• [The request]:
The entries below should be transcribed in their entirety, exactly as written.

=======

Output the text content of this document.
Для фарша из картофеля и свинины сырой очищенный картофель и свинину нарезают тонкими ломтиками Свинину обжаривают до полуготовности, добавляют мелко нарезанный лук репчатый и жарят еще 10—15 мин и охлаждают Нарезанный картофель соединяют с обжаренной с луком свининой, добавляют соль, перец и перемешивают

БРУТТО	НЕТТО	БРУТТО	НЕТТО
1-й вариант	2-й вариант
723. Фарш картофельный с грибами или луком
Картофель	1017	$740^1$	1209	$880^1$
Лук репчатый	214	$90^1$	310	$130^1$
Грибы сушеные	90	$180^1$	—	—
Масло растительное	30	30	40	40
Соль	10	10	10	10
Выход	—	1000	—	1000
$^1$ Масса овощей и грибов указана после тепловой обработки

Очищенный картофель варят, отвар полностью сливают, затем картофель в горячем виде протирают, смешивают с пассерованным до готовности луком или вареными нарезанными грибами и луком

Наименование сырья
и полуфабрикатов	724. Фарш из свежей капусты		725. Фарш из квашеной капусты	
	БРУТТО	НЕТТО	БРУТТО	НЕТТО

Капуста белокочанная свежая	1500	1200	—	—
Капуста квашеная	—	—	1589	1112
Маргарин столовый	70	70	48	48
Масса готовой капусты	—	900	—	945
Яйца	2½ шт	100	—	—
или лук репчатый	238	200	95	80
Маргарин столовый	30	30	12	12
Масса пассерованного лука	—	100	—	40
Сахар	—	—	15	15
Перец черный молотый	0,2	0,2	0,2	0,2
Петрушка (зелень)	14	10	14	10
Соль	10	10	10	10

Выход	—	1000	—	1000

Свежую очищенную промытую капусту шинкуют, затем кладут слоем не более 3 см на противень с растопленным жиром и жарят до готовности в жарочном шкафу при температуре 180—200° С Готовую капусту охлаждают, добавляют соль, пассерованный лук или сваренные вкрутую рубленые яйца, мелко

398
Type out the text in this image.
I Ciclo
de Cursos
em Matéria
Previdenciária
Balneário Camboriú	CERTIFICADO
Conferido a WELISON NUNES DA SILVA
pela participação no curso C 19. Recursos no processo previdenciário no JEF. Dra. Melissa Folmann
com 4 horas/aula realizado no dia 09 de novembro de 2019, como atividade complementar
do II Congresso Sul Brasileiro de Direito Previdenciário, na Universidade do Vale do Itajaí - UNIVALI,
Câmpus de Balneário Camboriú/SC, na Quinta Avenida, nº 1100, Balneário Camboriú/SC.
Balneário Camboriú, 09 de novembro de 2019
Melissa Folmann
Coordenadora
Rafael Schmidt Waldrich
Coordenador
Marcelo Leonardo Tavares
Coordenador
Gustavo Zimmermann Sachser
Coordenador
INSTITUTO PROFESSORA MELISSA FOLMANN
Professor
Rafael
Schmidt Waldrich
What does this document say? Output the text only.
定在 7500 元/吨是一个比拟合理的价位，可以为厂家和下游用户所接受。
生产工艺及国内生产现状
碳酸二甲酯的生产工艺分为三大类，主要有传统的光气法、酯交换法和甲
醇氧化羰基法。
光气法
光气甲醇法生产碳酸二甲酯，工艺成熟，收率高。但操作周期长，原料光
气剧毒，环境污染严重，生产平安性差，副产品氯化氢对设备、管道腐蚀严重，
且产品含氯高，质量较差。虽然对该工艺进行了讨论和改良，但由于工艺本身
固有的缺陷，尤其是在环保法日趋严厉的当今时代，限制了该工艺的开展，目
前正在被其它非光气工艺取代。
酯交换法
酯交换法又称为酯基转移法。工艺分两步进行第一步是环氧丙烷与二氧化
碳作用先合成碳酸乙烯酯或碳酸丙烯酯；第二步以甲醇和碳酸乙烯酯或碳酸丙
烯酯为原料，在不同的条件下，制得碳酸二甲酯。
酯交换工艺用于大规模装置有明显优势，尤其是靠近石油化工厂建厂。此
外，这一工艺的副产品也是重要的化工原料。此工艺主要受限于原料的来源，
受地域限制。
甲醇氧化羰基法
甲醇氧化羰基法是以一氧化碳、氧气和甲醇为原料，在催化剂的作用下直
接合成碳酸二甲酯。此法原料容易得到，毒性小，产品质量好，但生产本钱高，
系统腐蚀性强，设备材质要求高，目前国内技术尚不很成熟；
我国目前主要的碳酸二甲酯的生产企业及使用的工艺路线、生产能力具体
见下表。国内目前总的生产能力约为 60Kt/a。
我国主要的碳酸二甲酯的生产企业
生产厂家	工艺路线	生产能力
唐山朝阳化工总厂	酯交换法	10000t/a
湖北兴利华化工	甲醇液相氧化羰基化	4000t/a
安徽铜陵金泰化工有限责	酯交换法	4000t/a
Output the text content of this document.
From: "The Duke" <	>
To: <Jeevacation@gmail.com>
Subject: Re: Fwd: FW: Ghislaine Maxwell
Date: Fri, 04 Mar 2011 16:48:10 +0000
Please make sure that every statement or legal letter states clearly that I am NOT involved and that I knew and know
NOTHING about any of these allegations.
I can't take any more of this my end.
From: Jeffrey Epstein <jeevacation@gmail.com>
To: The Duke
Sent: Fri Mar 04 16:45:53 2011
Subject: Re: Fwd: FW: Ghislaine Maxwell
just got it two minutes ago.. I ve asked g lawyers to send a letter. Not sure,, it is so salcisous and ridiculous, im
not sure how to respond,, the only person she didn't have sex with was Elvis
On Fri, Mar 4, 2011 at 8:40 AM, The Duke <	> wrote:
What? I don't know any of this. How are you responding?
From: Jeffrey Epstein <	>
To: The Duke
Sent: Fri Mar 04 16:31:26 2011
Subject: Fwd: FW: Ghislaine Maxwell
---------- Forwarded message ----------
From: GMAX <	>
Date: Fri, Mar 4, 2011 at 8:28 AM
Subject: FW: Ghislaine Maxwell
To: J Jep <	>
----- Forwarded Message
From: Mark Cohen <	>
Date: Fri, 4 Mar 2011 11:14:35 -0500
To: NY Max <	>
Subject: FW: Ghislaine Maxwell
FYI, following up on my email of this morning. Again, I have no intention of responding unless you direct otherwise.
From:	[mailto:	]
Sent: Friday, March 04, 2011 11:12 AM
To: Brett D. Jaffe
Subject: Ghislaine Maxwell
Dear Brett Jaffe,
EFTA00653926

=======

• [Task answer]:
Output the text content of this document.
Для фарша из картофеля и свинины сырой очищенный картофель и свинину нарезают тонкими ломтиками Свинину обжаривают до полуготовности, добавляют мелко нарезанный лук репчатый и жарят еще 10—15 мин и охлаждают Нарезанный картофель соединяют с обжаренной с луком свининой, добавляют соль, перец и перемешивают

БРУТТО	НЕТТО	БРУТТО	НЕТТО
1-й вариант	2-й вариант
723. Фарш картофельный с грибами или луком
Картофель	1017	$740^1$	1209	$880^1$
Лук репчатый	214	$90^1$	310	$130^1$
Грибы сушеные	90	$180^1$	—	—
Масло растительное	30	30	40	40
Соль	10	10	10	10
Выход	—	1000	—	1000
$^1$ Масса овощей и грибов указана после тепловой обработки

Очищенный картофель варят, отвар полностью сливают, затем картофель в горячем виде протирают, смешивают с пассерованным до готовности луком или вареными нарезанными грибами и луком

Наименование сырья
и полуфабрикатов	724. Фарш из свежей капусты		725. Фарш из квашеной капусты	
	БРУТТО	НЕТТО	БРУТТО	НЕТТО

Капуста белокочанная свежая	1500	1200	—	—
Капуста квашеная	—	—	1589	1112
Маргарин столовый	70	70	48	48
Масса готовой капусты	—	900	—	945
Яйца	2½ шт	100	—	—
или лук репчатый	238	200	95	80
Маргарин столовый	30	30	12	12
Масса пассерованного лука	—	100	—	40
Сахар	—	—	15	15
Перец черный молотый	0,2	0,2	0,2	0,2
Петрушка (зелень)	14	10	14	10
Соль	10	10	10	10

Выход	—	1000	—	1000

Свежую очищенную промытую капусту шинкуют, затем кладут слоем не более 3 см на противень с растопленным жиром и жарят до готовности в жарочном шкафу при температуре 180—200° С Готовую капусту охлаждают, добавляют соль, пассерованный лук или сваренные вкрутую рубленые яйца, мелко

398
Type out the text in this image.
I Ciclo
de Cursos
em Matéria
Previdenciária
Balneário Camboriú	CERTIFICADO
Conferido a WELISON NUNES DA SILVA
pela participação no curso C 19. Recursos no processo previdenciário no JEF. Dra. Melissa Folmann
com 4 horas/aula realizado no dia 09 de novembro de 2019, como atividade complementar
do II Congresso Sul Brasileiro de Direito Previdenciário, na Universidade do Vale do Itajaí - UNIVALI,
Câmpus de Balneário Camboriú/SC, na Quinta Avenida, nº 1100, Balneário Camboriú/SC.
Balneário Camboriú, 09 de novembro de 2019
Melissa Folmann
Coordenadora
Rafael Schmidt Waldrich
Coordenador
Marcelo Leonardo Tavares
Coordenador
Gustavo Zimmermann Sachser
Coordenador
INSTITUTO PROFESSORA MELISSA FOLMANN
Professor
Rafael
Schmidt Waldrich
What does this document say? Output the text only.
定在 7500 元/吨是一个比拟合理的价位，可以为厂家和下游用户所接受。
生产工艺及国内生产现状
碳酸二甲酯的生产工艺分为三大类，主要有传统的光气法、酯交换法和甲
醇氧化羰基法。
光气法
光气甲醇法生产碳酸二甲酯，工艺成熟，收率高。但操作周期长，原料光
气剧毒，环境污染严重，生产平安性差，副产品氯化氢对设备、管道腐蚀严重，
且产品含氯高，质量较差。虽然对该工艺进行了讨论和改良，但由于工艺本身
固有的缺陷，尤其是在环保法日趋严厉的当今时代，限制了该工艺的开展，目
前正在被其它非光气工艺取代。
酯交换法
酯交换法又称为酯基转移法。工艺分两步进行第一步是环氧丙烷与二氧化
碳作用先合成碳酸乙烯酯或碳酸丙烯酯；第二步以甲醇和碳酸乙烯酯或碳酸丙
烯酯为原料，在不同的条件下，制得碳酸二甲酯。
酯交换工艺用于大规模装置有明显优势，尤其是靠近石油化工厂建厂。此
外，这一工艺的副产品也是重要的化工原料。此工艺主要受限于原料的来源，
受地域限制。
甲醇氧化羰基法
甲醇氧化羰基法是以一氧化碳、氧气和甲醇为原料，在催化剂的作用下直
接合成碳酸二甲酯。此法原料容易得到，毒性小，产品质量好，但生产本钱高，
系统腐蚀性强，设备材质要求高，目前国内技术尚不很成熟；
我国目前主要的碳酸二甲酯的生产企业及使用的工艺路线、生产能力具体
见下表。国内目前总的生产能力约为 60Kt/a。
我国主要的碳酸二甲酯的生产企业
生产厂家	工艺路线	生产能力
唐山朝阳化工总厂	酯交换法	10000t/a
湖北兴利华化工	甲醇液相氧化羰基化	4000t/a
安徽铜陵金泰化工有限责	酯交换法	4000t/a
Output the text content of this document.
From: "The Duke" <	>
To: <Jeevacation@gmail.com>
Subject: Re: Fwd: FW: Ghislaine Maxwell
Date: Fri, 04 Mar 2011 16:48:10 +0000
Please make sure that every statement or legal letter states clearly that I am NOT involved and that I knew and know
NOTHING about any of these allegations.
I can't take any more of this my end.
From: Jeffrey Epstein <jeevacation@gmail.com>
To: The Duke
Sent: Fri Mar 04 16:45:53 2011
Subject: Re: Fwd: FW: Ghislaine Maxwell
just got it two minutes ago.. I ve asked g lawyers to send a letter. Not sure,, it is so salcisous and ridiculous, im
not sure how to respond,, the only person she didn't have sex with was Elvis
On Fri, Mar 4, 2011 at 8:40 AM, The Duke <	> wrote:
What? I don't know any of this. How are you responding?
From: Jeffrey Epstein <	>
To: The Duke
Sent: Fri Mar 04 16:31:26 2011
Subject: Fwd: FW: Ghislaine Maxwell
---------- Forwarded message ----------
From: GMAX <	>
Date: Fri, Mar 4, 2011 at 8:28 AM
Subject: FW: Ghislaine Maxwell
To: J Jep <	>
----- Forwarded Message
From: Mark Cohen <	>
Date: Fri, 4 Mar 2011 11:14:35 -0500
To: NY Max <	>
Subject: FW: Ghislaine Maxwell
FYI, following up on my email of this morning. Again, I have no intention of responding unless you direct otherwise.
From:	[mailto:	]
Sent: Friday, March 04, 2011 11:12 AM
To: Brett D. Jaffe
Subject: Ghislaine Maxwell
Dear Brett Jaffe,
EFTA00653926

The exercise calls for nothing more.